The problem
Transcribe all of the material exactly. Any picture in it should be left out.

Data extract

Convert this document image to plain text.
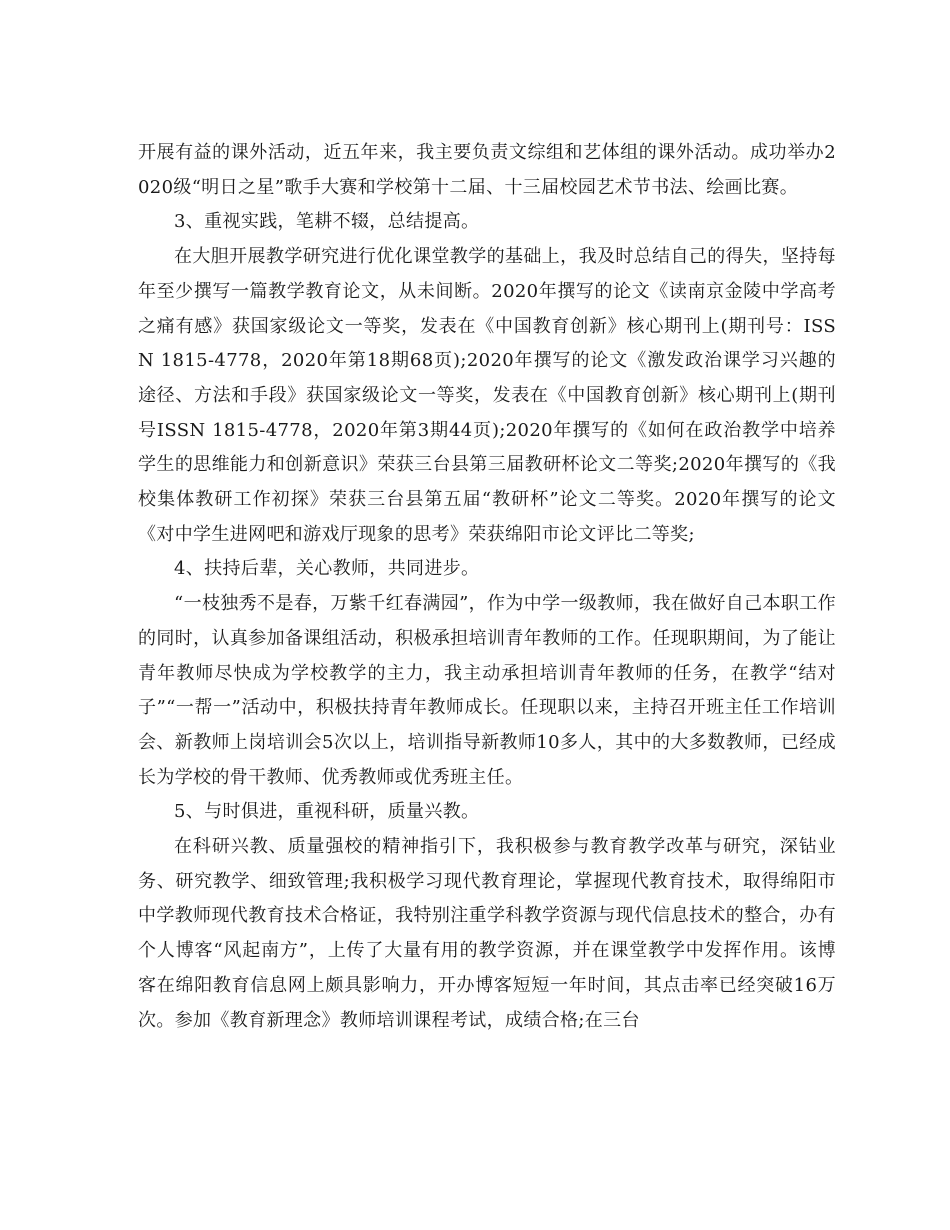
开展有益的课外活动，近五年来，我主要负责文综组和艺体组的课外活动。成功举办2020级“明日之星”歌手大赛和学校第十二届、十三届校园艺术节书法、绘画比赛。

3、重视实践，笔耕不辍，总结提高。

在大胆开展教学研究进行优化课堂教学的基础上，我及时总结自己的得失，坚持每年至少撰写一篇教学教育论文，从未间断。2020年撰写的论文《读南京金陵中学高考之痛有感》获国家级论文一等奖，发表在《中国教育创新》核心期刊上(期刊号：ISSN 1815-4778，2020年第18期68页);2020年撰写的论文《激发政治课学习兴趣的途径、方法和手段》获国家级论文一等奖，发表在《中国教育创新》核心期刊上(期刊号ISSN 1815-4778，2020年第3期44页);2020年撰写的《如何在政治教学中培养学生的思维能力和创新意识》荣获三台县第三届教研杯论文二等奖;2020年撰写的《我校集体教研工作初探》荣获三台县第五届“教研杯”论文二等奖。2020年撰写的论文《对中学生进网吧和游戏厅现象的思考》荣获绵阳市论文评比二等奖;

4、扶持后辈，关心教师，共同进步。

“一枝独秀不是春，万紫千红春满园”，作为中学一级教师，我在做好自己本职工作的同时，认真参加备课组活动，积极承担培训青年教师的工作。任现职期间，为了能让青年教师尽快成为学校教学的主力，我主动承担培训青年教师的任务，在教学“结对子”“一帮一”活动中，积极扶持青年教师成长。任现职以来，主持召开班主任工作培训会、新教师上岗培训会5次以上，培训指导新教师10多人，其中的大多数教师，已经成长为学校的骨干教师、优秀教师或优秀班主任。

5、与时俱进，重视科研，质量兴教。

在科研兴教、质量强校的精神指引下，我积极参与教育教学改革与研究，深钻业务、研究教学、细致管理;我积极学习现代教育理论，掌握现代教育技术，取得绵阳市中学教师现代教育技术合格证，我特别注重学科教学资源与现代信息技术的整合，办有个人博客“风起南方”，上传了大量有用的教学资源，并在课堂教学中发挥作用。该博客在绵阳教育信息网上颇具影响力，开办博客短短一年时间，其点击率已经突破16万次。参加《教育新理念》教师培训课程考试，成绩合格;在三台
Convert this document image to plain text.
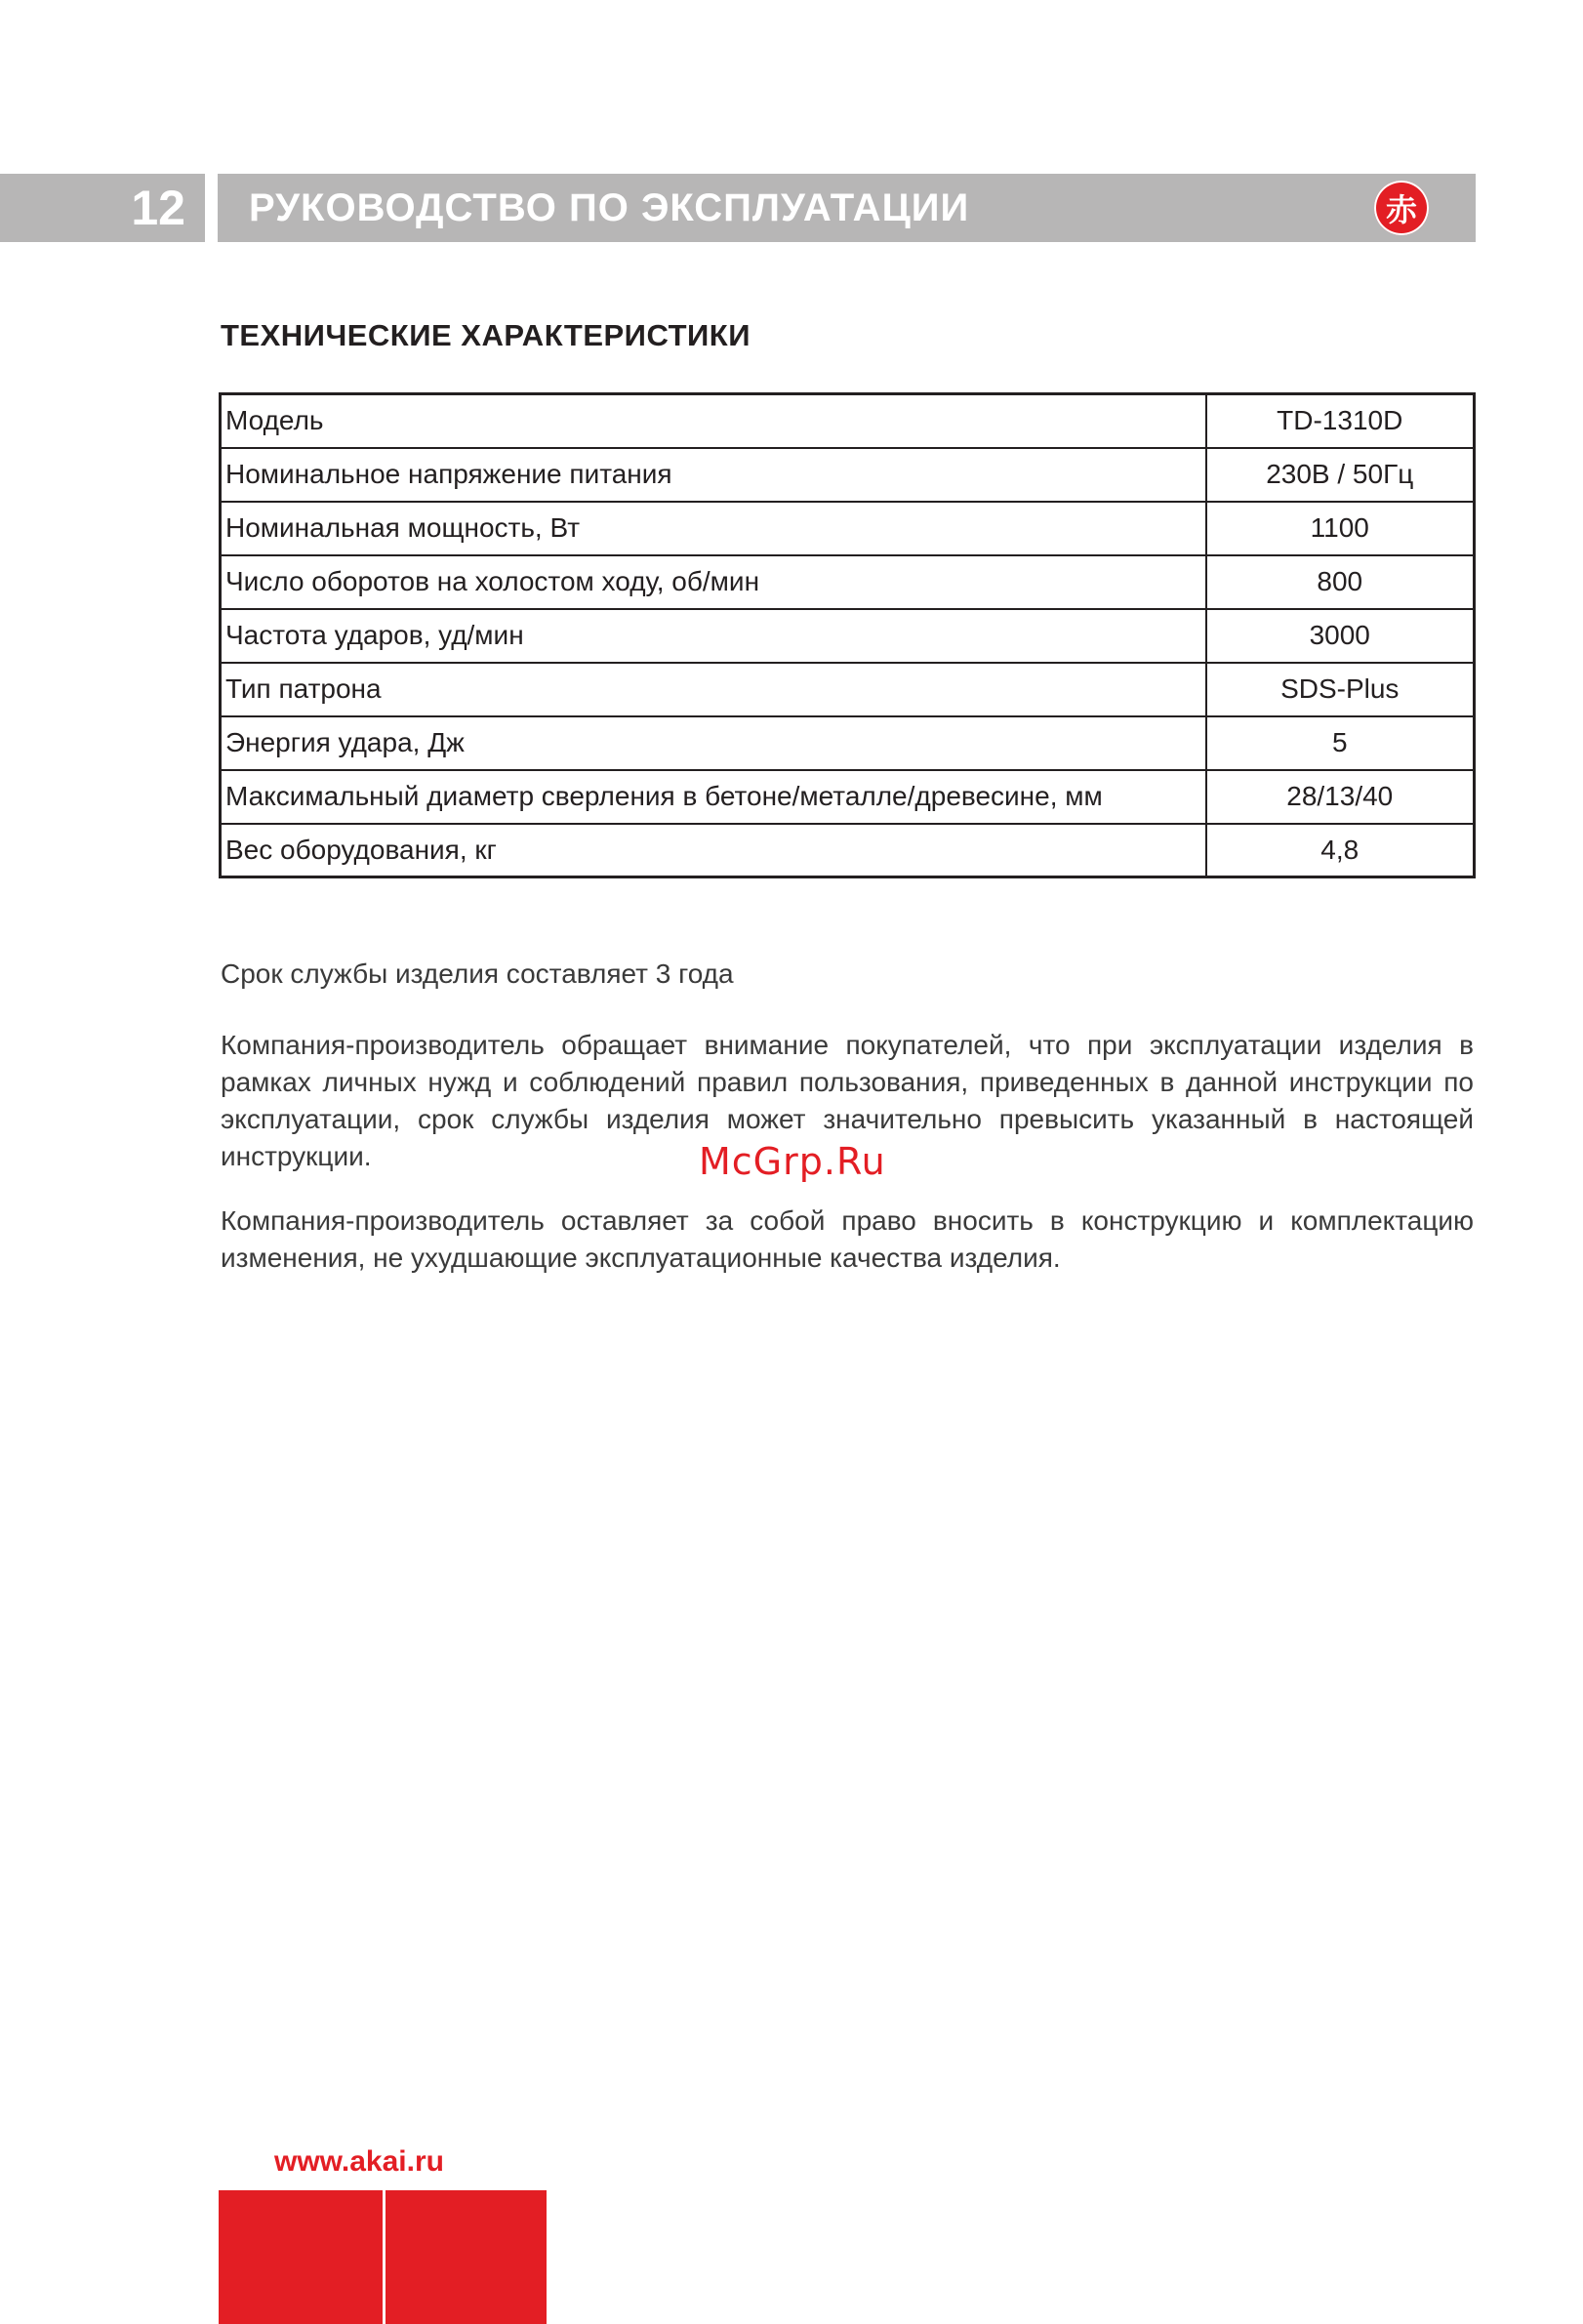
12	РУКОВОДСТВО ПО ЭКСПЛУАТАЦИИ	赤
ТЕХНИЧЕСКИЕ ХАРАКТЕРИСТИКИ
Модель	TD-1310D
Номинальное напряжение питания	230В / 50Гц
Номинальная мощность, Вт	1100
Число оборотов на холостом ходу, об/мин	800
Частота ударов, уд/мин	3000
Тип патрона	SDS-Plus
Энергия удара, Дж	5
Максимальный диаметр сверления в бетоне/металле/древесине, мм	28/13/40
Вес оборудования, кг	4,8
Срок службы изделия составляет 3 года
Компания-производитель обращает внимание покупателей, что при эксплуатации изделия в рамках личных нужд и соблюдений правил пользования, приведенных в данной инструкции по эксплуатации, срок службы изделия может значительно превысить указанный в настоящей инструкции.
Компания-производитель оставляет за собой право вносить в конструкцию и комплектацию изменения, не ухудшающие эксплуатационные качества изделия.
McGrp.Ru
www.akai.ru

Answer for this exercise
Convert this document image to plain text.
开展有益的课外活动，近五年来，我主要负责文综组和艺体组的课外活动。成功举办2020级“明日之星”歌手大赛和学校第十二届、十三届校园艺术节书法、绘画比赛。

3、重视实践，笔耕不辍，总结提高。

在大胆开展教学研究进行优化课堂教学的基础上，我及时总结自己的得失，坚持每年至少撰写一篇教学教育论文，从未间断。2020年撰写的论文《读南京金陵中学高考之痛有感》获国家级论文一等奖，发表在《中国教育创新》核心期刊上(期刊号：ISSN 1815-4778，2020年第18期68页);2020年撰写的论文《激发政治课学习兴趣的途径、方法和手段》获国家级论文一等奖，发表在《中国教育创新》核心期刊上(期刊号ISSN 1815-4778，2020年第3期44页);2020年撰写的《如何在政治教学中培养学生的思维能力和创新意识》荣获三台县第三届教研杯论文二等奖;2020年撰写的《我校集体教研工作初探》荣获三台县第五届“教研杯”论文二等奖。2020年撰写的论文《对中学生进网吧和游戏厅现象的思考》荣获绵阳市论文评比二等奖;

4、扶持后辈，关心教师，共同进步。

“一枝独秀不是春，万紫千红春满园”，作为中学一级教师，我在做好自己本职工作的同时，认真参加备课组活动，积极承担培训青年教师的工作。任现职期间，为了能让青年教师尽快成为学校教学的主力，我主动承担培训青年教师的任务，在教学“结对子”“一帮一”活动中，积极扶持青年教师成长。任现职以来，主持召开班主任工作培训会、新教师上岗培训会5次以上，培训指导新教师10多人，其中的大多数教师，已经成长为学校的骨干教师、优秀教师或优秀班主任。

5、与时俱进，重视科研，质量兴教。

在科研兴教、质量强校的精神指引下，我积极参与教育教学改革与研究，深钻业务、研究教学、细致管理;我积极学习现代教育理论，掌握现代教育技术，取得绵阳市中学教师现代教育技术合格证，我特别注重学科教学资源与现代信息技术的整合，办有个人博客“风起南方”，上传了大量有用的教学资源，并在课堂教学中发挥作用。该博客在绵阳教育信息网上颇具影响力，开办博客短短一年时间，其点击率已经突破16万次。参加《教育新理念》教师培训课程考试，成绩合格;在三台
Convert this document image to plain text.
12	РУКОВОДСТВО ПО ЭКСПЛУАТАЦИИ	赤
ТЕХНИЧЕСКИЕ ХАРАКТЕРИСТИКИ
Модель	TD-1310D
Номинальное напряжение питания	230В / 50Гц
Номинальная мощность, Вт	1100
Число оборотов на холостом ходу, об/мин	800
Частота ударов, уд/мин	3000
Тип патрона	SDS-Plus
Энергия удара, Дж	5
Максимальный диаметр сверления в бетоне/металле/древесине, мм	28/13/40
Вес оборудования, кг	4,8
Срок службы изделия составляет 3 года
Компания-производитель обращает внимание покупателей, что при эксплуатации изделия в рамках личных нужд и соблюдений правил пользования, приведенных в данной инструкции по эксплуатации, срок службы изделия может значительно превысить указанный в настоящей инструкции.
Компания-производитель оставляет за собой право вносить в конструкцию и комплектацию изменения, не ухудшающие эксплуатационные качества изделия.
McGrp.Ru
www.akai.ru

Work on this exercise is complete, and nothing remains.